#### GOAL OF THE EXERCISE:
Copy every entry exactly.

━━ INFORMATION SUPPLIED

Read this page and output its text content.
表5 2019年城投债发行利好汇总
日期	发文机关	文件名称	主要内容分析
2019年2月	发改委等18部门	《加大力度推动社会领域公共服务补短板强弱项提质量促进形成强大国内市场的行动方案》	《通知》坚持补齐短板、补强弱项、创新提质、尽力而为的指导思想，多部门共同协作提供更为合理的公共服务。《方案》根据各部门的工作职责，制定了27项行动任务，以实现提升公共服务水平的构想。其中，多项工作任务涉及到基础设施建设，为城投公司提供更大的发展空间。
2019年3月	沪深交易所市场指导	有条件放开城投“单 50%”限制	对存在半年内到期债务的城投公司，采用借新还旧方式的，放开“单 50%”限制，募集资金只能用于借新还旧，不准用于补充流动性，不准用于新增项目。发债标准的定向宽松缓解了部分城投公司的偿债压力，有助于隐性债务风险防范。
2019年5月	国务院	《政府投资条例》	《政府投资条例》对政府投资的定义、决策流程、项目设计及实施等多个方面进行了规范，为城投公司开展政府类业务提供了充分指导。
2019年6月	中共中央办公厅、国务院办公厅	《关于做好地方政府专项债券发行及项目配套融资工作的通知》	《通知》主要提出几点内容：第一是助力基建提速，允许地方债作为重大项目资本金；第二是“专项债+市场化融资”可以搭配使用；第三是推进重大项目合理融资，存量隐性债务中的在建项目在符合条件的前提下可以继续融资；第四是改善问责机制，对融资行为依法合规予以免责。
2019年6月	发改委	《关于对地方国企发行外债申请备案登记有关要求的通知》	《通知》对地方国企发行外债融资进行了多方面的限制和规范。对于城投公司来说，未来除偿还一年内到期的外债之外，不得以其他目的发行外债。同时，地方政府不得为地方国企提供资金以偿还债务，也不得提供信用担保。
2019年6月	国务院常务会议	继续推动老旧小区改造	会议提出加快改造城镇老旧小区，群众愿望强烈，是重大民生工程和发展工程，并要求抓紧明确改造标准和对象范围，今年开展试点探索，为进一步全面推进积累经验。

━━━━

#### ANSWER FOR THIS EXERCISE:
Read this page and output its text content.
表5 2019年城投债发行利好汇总
日期	发文机关	文件名称	主要内容分析
2019年2月	发改委等18部门	《加大力度推动社会领域公共服务补短板强弱项提质量促进形成强大国内市场的行动方案》	《通知》坚持补齐短板、补强弱项、创新提质、尽力而为的指导思想，多部门共同协作提供更为合理的公共服务。《方案》根据各部门的工作职责，制定了27项行动任务，以实现提升公共服务水平的构想。其中，多项工作任务涉及到基础设施建设，为城投公司提供更大的发展空间。
2019年3月	沪深交易所市场指导	有条件放开城投“单 50%”限制	对存在半年内到期债务的城投公司，采用借新还旧方式的，放开“单 50%”限制，募集资金只能用于借新还旧，不准用于补充流动性，不准用于新增项目。发债标准的定向宽松缓解了部分城投公司的偿债压力，有助于隐性债务风险防范。
2019年5月	国务院	《政府投资条例》	《政府投资条例》对政府投资的定义、决策流程、项目设计及实施等多个方面进行了规范，为城投公司开展政府类业务提供了充分指导。
2019年6月	中共中央办公厅、国务院办公厅	《关于做好地方政府专项债券发行及项目配套融资工作的通知》	《通知》主要提出几点内容：第一是助力基建提速，允许地方债作为重大项目资本金；第二是“专项债+市场化融资”可以搭配使用；第三是推进重大项目合理融资，存量隐性债务中的在建项目在符合条件的前提下可以继续融资；第四是改善问责机制，对融资行为依法合规予以免责。
2019年6月	发改委	《关于对地方国企发行外债申请备案登记有关要求的通知》	《通知》对地方国企发行外债融资进行了多方面的限制和规范。对于城投公司来说，未来除偿还一年内到期的外债之外，不得以其他目的发行外债。同时，地方政府不得为地方国企提供资金以偿还债务，也不得提供信用担保。
2019年6月	国务院常务会议	继续推动老旧小区改造	会议提出加快改造城镇老旧小区，群众愿望强烈，是重大民生工程和发展工程，并要求抓紧明确改造标准和对象范围，今年开展试点探索，为进一步全面推进积累经验。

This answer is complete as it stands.